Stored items

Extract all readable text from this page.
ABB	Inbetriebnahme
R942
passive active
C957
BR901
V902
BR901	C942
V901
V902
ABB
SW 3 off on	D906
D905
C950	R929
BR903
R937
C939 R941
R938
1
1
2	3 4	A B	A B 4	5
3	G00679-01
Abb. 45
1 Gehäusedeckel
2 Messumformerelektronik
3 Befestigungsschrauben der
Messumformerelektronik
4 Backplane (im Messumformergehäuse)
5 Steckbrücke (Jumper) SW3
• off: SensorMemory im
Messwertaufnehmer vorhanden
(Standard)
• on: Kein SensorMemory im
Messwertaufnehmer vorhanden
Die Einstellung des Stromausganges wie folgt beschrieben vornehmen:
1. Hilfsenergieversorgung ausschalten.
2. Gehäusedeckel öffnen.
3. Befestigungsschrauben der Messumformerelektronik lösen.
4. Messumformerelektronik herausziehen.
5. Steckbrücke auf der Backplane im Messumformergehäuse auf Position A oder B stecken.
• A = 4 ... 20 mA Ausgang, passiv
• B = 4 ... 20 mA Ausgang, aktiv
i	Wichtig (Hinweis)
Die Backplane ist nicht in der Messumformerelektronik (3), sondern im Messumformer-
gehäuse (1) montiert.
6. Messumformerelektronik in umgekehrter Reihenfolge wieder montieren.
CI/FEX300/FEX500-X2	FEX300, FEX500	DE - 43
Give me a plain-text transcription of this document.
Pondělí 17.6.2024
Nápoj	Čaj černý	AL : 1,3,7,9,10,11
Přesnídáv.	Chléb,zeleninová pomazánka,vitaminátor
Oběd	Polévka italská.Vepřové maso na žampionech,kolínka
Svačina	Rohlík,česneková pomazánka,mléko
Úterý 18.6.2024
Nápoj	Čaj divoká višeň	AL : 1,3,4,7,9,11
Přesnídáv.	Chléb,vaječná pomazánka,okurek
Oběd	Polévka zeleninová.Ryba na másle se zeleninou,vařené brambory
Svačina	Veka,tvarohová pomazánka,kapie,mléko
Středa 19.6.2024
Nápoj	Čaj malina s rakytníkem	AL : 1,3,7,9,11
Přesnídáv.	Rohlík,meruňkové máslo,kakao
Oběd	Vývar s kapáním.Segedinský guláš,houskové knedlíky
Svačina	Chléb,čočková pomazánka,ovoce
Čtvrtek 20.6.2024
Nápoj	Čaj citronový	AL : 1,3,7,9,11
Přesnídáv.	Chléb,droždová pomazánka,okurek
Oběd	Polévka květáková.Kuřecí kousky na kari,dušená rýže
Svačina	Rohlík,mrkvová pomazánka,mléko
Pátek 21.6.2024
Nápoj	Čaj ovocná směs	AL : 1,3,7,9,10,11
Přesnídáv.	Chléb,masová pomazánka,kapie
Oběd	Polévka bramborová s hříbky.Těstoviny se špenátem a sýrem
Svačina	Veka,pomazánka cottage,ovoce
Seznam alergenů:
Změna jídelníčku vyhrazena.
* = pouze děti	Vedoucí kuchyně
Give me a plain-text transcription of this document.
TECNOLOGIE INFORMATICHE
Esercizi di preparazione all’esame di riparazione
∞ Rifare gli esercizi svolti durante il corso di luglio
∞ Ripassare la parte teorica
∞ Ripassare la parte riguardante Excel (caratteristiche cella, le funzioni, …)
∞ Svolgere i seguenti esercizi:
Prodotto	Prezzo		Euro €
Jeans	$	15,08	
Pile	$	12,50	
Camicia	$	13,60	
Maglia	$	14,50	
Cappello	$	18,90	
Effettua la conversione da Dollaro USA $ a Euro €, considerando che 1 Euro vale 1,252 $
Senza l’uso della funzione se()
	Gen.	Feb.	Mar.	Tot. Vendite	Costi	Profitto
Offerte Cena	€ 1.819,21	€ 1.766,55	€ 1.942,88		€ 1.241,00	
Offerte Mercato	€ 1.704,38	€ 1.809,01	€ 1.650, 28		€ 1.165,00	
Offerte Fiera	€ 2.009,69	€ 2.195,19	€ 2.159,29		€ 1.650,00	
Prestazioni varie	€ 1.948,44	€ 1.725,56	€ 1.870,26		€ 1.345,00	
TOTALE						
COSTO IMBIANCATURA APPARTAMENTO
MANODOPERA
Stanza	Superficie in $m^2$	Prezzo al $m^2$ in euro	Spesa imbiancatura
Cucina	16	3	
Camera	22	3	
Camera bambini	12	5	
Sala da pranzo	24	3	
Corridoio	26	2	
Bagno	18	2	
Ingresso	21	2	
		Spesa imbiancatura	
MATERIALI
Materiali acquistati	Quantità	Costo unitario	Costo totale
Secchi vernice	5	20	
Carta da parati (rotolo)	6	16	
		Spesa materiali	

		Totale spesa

__Exercise aim__
Search the entries for "Oběd" and copy out each line that has it.

__Problem solution__
Oběd	Polévka italská.Vepřové maso na žampionech,kolínka
Oběd	Polévka zeleninová.Ryba na másle se zeleninou,vařené brambory
Oběd	Vývar s kapáním.Segedinský guláš,houskové knedlíky
Oběd	Polévka květáková.Kuřecí kousky na kari,dušená rýže
Oběd	Polévka bramborová s hříbky.Těstoviny se špenátem a sýrem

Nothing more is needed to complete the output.